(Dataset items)
════════

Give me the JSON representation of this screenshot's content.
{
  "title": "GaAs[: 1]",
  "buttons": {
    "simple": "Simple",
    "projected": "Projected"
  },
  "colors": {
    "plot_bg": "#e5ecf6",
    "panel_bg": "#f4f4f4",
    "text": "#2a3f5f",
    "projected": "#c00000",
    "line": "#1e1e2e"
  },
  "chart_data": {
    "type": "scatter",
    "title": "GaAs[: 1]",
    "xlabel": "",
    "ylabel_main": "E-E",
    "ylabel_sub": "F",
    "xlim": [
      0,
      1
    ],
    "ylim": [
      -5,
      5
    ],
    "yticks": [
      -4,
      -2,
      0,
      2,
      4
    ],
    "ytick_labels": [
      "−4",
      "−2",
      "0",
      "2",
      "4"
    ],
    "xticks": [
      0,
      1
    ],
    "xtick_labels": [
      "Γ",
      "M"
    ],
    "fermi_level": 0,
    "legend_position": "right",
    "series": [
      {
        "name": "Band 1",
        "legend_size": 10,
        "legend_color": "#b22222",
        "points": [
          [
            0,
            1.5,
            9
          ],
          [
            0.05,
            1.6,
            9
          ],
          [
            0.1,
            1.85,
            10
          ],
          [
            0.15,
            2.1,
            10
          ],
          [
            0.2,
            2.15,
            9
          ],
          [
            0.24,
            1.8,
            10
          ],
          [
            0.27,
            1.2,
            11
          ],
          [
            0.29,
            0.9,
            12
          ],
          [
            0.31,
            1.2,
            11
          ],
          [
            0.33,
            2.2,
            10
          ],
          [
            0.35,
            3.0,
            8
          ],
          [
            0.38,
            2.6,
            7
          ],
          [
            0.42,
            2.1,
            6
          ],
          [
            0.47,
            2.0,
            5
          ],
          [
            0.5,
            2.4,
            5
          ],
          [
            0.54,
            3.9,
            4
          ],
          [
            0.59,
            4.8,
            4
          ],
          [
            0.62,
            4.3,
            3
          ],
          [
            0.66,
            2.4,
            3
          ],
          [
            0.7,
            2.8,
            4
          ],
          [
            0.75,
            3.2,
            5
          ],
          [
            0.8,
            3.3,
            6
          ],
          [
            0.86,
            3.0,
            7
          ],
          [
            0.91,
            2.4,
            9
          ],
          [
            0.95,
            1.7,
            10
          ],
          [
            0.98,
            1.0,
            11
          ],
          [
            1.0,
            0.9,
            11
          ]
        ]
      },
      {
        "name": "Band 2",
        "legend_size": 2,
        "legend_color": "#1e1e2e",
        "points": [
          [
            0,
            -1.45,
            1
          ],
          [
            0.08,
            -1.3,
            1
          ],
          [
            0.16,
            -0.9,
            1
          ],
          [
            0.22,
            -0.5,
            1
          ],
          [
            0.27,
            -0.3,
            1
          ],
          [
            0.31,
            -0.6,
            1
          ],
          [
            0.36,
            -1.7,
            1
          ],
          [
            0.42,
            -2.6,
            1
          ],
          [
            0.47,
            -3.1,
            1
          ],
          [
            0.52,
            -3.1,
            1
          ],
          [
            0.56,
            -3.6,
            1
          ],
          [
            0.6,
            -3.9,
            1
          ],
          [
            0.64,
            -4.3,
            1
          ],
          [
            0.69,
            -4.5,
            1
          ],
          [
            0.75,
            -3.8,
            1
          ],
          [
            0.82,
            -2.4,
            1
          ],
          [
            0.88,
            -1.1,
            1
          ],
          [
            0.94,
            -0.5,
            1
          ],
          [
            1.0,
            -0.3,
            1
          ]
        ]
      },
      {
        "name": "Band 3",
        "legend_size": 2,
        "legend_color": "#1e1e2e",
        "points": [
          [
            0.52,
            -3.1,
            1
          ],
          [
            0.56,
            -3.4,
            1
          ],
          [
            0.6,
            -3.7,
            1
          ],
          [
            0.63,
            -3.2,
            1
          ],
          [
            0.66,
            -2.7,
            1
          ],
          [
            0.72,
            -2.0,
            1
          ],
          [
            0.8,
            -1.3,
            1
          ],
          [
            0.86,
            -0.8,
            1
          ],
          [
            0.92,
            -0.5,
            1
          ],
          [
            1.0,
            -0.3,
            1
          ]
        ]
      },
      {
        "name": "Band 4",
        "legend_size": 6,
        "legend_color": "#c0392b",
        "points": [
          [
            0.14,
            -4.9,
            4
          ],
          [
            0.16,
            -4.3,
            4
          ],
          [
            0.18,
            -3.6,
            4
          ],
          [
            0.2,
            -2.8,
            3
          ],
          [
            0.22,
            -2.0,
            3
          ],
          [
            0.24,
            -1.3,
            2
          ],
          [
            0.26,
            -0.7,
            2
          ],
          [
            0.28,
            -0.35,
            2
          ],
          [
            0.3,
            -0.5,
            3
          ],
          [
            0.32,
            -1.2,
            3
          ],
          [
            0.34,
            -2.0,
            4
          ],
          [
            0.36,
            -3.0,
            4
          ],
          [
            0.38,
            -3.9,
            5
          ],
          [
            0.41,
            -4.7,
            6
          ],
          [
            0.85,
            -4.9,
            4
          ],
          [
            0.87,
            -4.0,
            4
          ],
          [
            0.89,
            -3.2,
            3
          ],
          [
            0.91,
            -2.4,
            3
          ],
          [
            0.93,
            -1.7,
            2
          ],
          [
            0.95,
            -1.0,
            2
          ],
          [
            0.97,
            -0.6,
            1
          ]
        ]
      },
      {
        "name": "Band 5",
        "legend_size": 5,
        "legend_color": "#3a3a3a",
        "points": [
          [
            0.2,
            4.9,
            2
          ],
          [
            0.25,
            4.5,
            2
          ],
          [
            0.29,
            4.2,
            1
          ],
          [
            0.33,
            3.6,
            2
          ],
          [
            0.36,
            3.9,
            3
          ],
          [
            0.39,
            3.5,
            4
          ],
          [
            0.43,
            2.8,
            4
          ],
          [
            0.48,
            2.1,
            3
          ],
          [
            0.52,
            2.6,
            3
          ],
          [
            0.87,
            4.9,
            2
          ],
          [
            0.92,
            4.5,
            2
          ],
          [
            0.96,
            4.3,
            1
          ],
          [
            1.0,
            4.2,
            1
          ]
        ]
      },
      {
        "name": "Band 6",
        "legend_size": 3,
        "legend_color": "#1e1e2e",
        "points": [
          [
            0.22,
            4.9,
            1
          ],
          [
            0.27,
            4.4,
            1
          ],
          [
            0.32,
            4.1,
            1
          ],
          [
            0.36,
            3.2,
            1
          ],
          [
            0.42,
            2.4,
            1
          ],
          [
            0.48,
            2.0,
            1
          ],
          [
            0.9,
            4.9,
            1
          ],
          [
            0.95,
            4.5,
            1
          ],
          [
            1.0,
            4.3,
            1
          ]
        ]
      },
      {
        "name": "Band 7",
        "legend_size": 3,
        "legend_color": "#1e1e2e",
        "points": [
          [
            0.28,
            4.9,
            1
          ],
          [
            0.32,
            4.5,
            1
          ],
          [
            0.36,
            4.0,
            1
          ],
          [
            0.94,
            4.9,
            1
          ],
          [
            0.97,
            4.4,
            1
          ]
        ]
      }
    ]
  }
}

════════

— Goal of the exercise —
Type the material above out again, exactly.

— Finished task —
Give me the JSON representation of this screenshot's content.
{
  "title": "GaAs[: 1]",
  "buttons": {
    "simple": "Simple",
    "projected": "Projected"
  },
  "colors": {
    "plot_bg": "#e5ecf6",
    "panel_bg": "#f4f4f4",
    "text": "#2a3f5f",
    "projected": "#c00000",
    "line": "#1e1e2e"
  },
  "chart_data": {
    "type": "scatter",
    "title": "GaAs[: 1]",
    "xlabel": "",
    "ylabel_main": "E-E",
    "ylabel_sub": "F",
    "xlim": [
      0,
      1
    ],
    "ylim": [
      -5,
      5
    ],
    "yticks": [
      -4,
      -2,
      0,
      2,
      4
    ],
    "ytick_labels": [
      "−4",
      "−2",
      "0",
      "2",
      "4"
    ],
    "xticks": [
      0,
      1
    ],
    "xtick_labels": [
      "Γ",
      "M"
    ],
    "fermi_level": 0,
    "legend_position": "right",
    "series": [
      {
        "name": "Band 1",
        "legend_size": 10,
        "legend_color": "#b22222",
        "points": [
          [
            0,
            1.5,
            9
          ],
          [
            0.05,
            1.6,
            9
          ],
          [
            0.1,
            1.85,
            10
          ],
          [
            0.15,
            2.1,
            10
          ],
          [
            0.2,
            2.15,
            9
          ],
          [
            0.24,
            1.8,
            10
          ],
          [
            0.27,
            1.2,
            11
          ],
          [
            0.29,
            0.9,
            12
          ],
          [
            0.31,
            1.2,
            11
          ],
          [
            0.33,
            2.2,
            10
          ],
          [
            0.35,
            3.0,
            8
          ],
          [
            0.38,
            2.6,
            7
          ],
          [
            0.42,
            2.1,
            6
          ],
          [
            0.47,
            2.0,
            5
          ],
          [
            0.5,
            2.4,
            5
          ],
          [
            0.54,
            3.9,
            4
          ],
          [
            0.59,
            4.8,
            4
          ],
          [
            0.62,
            4.3,
            3
          ],
          [
            0.66,
            2.4,
            3
          ],
          [
            0.7,
            2.8,
            4
          ],
          [
            0.75,
            3.2,
            5
          ],
          [
            0.8,
            3.3,
            6
          ],
          [
            0.86,
            3.0,
            7
          ],
          [
            0.91,
            2.4,
            9
          ],
          [
            0.95,
            1.7,
            10
          ],
          [
            0.98,
            1.0,
            11
          ],
          [
            1.0,
            0.9,
            11
          ]
        ]
      },
      {
        "name": "Band 2",
        "legend_size": 2,
        "legend_color": "#1e1e2e",
        "points": [
          [
            0,
            -1.45,
            1
          ],
          [
            0.08,
            -1.3,
            1
          ],
          [
            0.16,
            -0.9,
            1
          ],
          [
            0.22,
            -0.5,
            1
          ],
          [
            0.27,
            -0.3,
            1
          ],
          [
            0.31,
            -0.6,
            1
          ],
          [
            0.36,
            -1.7,
            1
          ],
          [
            0.42,
            -2.6,
            1
          ],
          [
            0.47,
            -3.1,
            1
          ],
          [
            0.52,
            -3.1,
            1
          ],
          [
            0.56,
            -3.6,
            1
          ],
          [
            0.6,
            -3.9,
            1
          ],
          [
            0.64,
            -4.3,
            1
          ],
          [
            0.69,
            -4.5,
            1
          ],
          [
            0.75,
            -3.8,
            1
          ],
          [
            0.82,
            -2.4,
            1
          ],
          [
            0.88,
            -1.1,
            1
          ],
          [
            0.94,
            -0.5,
            1
          ],
          [
            1.0,
            -0.3,
            1
          ]
        ]
      },
      {
        "name": "Band 3",
        "legend_size": 2,
        "legend_color": "#1e1e2e",
        "points": [
          [
            0.52,
            -3.1,
            1
          ],
          [
            0.56,
            -3.4,
            1
          ],
          [
            0.6,
            -3.7,
            1
          ],
          [
            0.63,
            -3.2,
            1
          ],
          [
            0.66,
            -2.7,
            1
          ],
          [
            0.72,
            -2.0,
            1
          ],
          [
            0.8,
            -1.3,
            1
          ],
          [
            0.86,
            -0.8,
            1
          ],
          [
            0.92,
            -0.5,
            1
          ],
          [
            1.0,
            -0.3,
            1
          ]
        ]
      },
      {
        "name": "Band 4",
        "legend_size": 6,
        "legend_color": "#c0392b",
        "points": [
          [
            0.14,
            -4.9,
            4
          ],
          [
            0.16,
            -4.3,
            4
          ],
          [
            0.18,
            -3.6,
            4
          ],
          [
            0.2,
            -2.8,
            3
          ],
          [
            0.22,
            -2.0,
            3
          ],
          [
            0.24,
            -1.3,
            2
          ],
          [
            0.26,
            -0.7,
            2
          ],
          [
            0.28,
            -0.35,
            2
          ],
          [
            0.3,
            -0.5,
            3
          ],
          [
            0.32,
            -1.2,
            3
          ],
          [
            0.34,
            -2.0,
            4
          ],
          [
            0.36,
            -3.0,
            4
          ],
          [
            0.38,
            -3.9,
            5
          ],
          [
            0.41,
            -4.7,
            6
          ],
          [
            0.85,
            -4.9,
            4
          ],
          [
            0.87,
            -4.0,
            4
          ],
          [
            0.89,
            -3.2,
            3
          ],
          [
            0.91,
            -2.4,
            3
          ],
          [
            0.93,
            -1.7,
            2
          ],
          [
            0.95,
            -1.0,
            2
          ],
          [
            0.97,
            -0.6,
            1
          ]
        ]
      },
      {
        "name": "Band 5",
        "legend_size": 5,
        "legend_color": "#3a3a3a",
        "points": [
          [
            0.2,
            4.9,
            2
          ],
          [
            0.25,
            4.5,
            2
          ],
          [
            0.29,
            4.2,
            1
          ],
          [
            0.33,
            3.6,
            2
          ],
          [
            0.36,
            3.9,
            3
          ],
          [
            0.39,
            3.5,
            4
          ],
          [
            0.43,
            2.8,
            4
          ],
          [
            0.48,
            2.1,
            3
          ],
          [
            0.52,
            2.6,
            3
          ],
          [
            0.87,
            4.9,
            2
          ],
          [
            0.92,
            4.5,
            2
          ],
          [
            0.96,
            4.3,
            1
          ],
          [
            1.0,
            4.2,
            1
          ]
        ]
      },
      {
        "name": "Band 6",
        "legend_size": 3,
        "legend_color": "#1e1e2e",
        "points": [
          [
            0.22,
            4.9,
            1
          ],
          [
            0.27,
            4.4,
            1
          ],
          [
            0.32,
            4.1,
            1
          ],
          [
            0.36,
            3.2,
            1
          ],
          [
            0.42,
            2.4,
            1
          ],
          [
            0.48,
            2.0,
            1
          ],
          [
            0.9,
            4.9,
            1
          ],
          [
            0.95,
            4.5,
            1
          ],
          [
            1.0,
            4.3,
            1
          ]
        ]
      },
      {
        "name": "Band 7",
        "legend_size": 3,
        "legend_color": "#1e1e2e",
        "points": [
          [
            0.28,
            4.9,
            1
          ],
          [
            0.32,
            4.5,
            1
          ],
          [
            0.36,
            4.0,
            1
          ],
          [
            0.94,
            4.9,
            1
          ],
          [
            0.97,
            4.4,
            1
          ]
        ]
      }
    ]
  }
}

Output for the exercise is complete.